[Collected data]
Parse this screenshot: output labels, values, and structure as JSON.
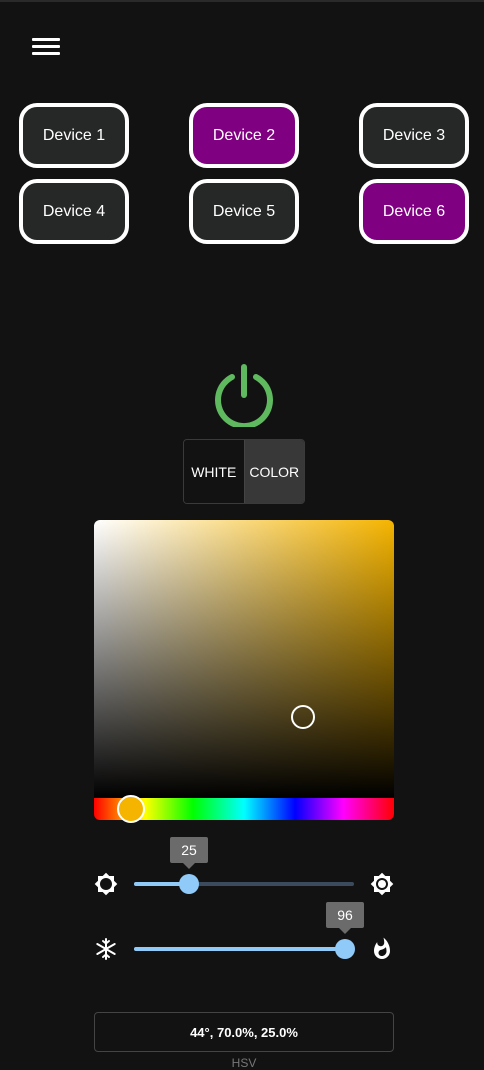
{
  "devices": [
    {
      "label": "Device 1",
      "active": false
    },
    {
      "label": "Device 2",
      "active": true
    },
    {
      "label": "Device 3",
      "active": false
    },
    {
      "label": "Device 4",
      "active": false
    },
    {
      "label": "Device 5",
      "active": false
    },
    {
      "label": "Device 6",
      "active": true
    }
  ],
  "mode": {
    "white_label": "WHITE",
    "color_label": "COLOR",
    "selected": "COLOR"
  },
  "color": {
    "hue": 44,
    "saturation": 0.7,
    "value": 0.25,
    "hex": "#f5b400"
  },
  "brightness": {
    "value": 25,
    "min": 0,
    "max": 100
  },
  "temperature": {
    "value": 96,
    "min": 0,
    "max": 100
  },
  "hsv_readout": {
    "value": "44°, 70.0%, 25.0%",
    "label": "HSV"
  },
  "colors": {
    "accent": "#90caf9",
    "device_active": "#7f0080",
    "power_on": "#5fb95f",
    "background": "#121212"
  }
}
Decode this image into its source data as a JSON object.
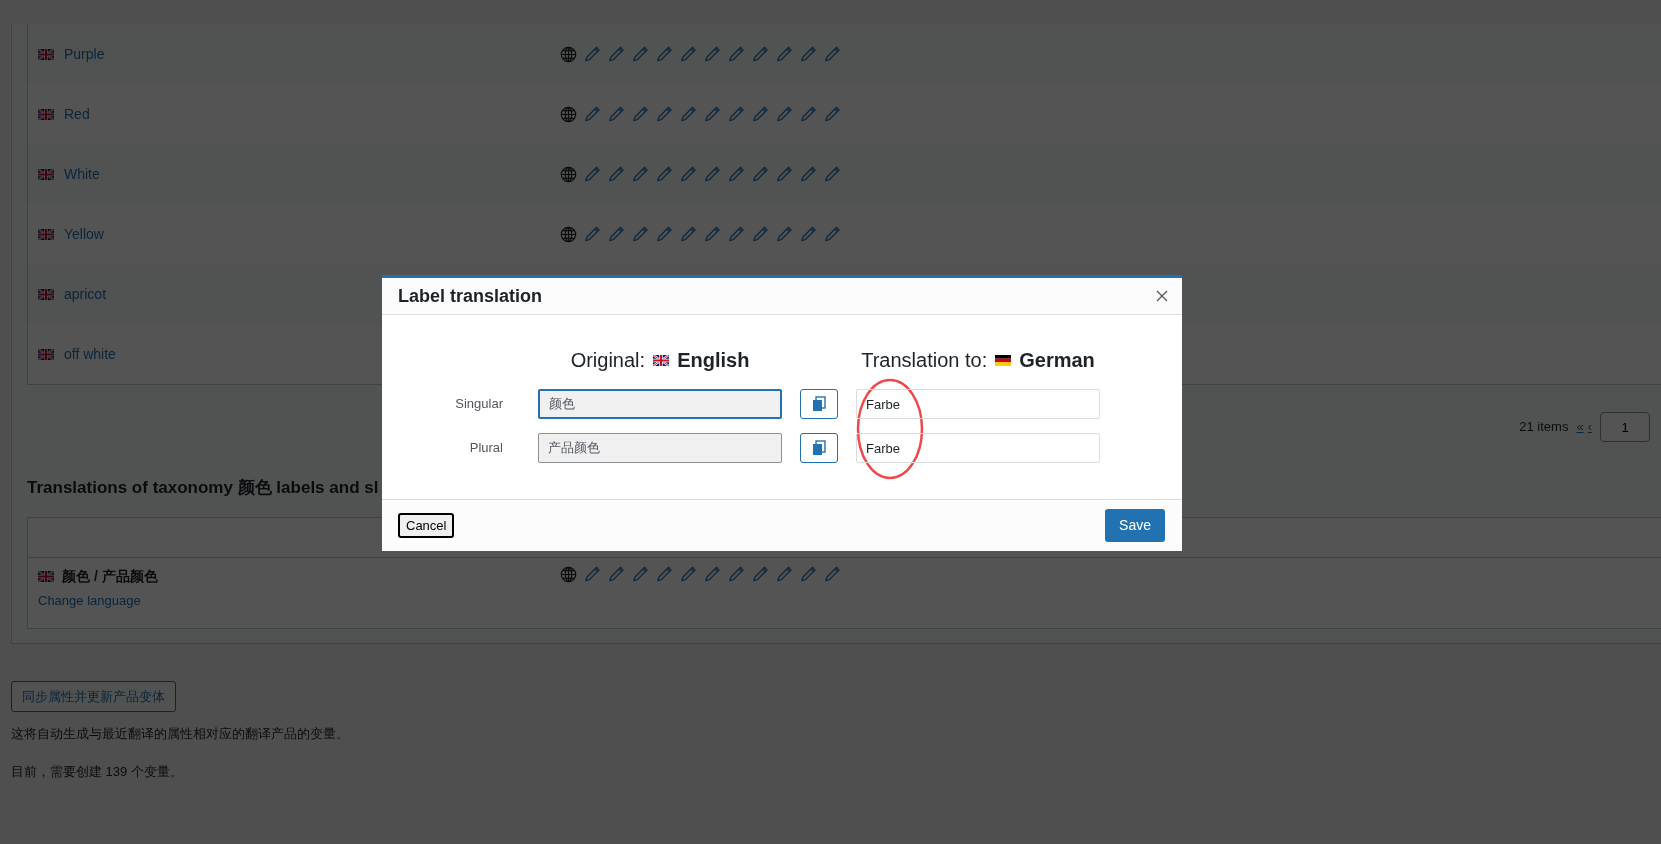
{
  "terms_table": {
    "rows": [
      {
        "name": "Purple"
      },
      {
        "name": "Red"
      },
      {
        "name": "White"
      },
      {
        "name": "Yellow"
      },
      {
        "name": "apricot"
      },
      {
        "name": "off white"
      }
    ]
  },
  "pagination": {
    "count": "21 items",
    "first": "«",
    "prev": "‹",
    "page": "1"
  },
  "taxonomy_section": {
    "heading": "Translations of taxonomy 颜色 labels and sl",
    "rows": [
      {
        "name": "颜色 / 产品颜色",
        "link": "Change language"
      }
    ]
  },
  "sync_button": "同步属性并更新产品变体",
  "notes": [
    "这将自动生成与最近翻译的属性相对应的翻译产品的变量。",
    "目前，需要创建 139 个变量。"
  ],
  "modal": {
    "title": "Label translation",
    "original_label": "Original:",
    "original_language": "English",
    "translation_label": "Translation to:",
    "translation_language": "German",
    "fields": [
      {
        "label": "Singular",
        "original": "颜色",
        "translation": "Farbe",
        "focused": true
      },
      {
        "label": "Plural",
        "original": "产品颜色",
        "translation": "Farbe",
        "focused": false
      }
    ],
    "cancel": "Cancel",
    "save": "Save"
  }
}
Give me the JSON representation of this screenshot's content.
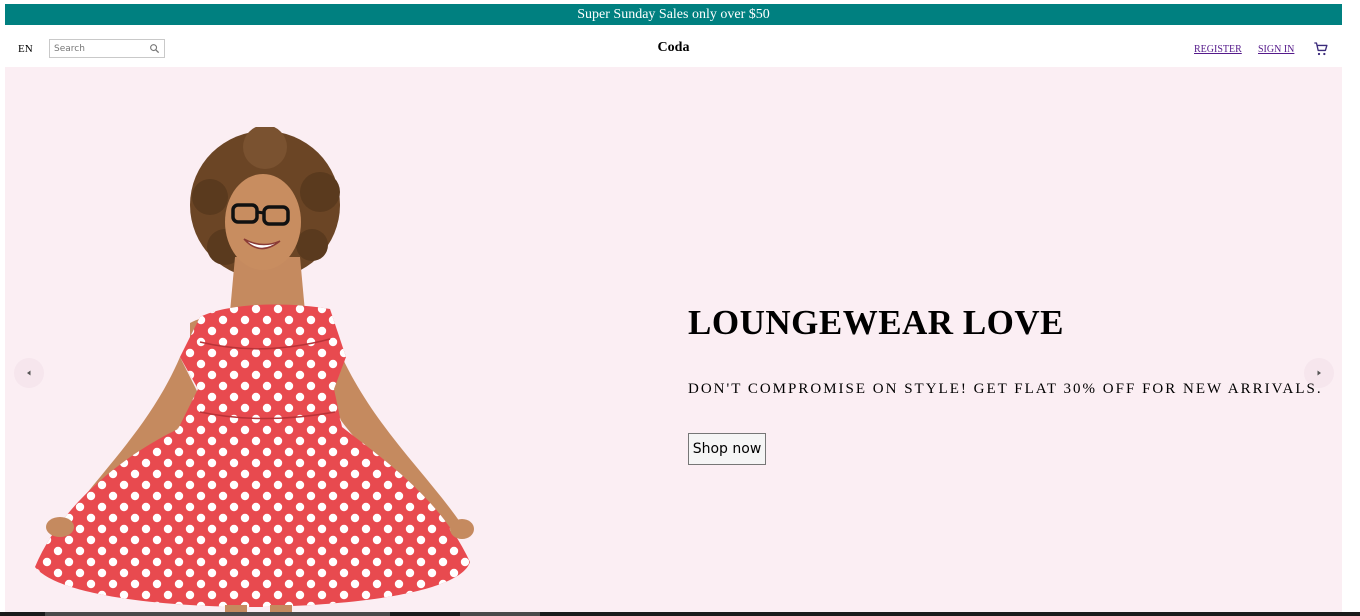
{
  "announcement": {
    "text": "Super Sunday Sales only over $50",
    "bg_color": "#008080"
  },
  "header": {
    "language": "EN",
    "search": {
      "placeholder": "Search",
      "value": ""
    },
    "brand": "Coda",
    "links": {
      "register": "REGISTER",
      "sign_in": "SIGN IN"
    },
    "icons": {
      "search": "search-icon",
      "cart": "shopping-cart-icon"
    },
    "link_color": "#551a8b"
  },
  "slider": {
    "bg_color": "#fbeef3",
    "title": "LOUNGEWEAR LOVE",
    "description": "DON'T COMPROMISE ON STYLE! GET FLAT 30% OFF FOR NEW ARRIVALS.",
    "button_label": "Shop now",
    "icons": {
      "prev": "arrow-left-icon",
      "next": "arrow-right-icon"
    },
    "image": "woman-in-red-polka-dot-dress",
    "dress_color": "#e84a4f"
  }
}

* **WHAT IS REQUIRED**
Compute the number of lines above that contain the string "labels". Reply with that value only.

* **TASK RESULT**
2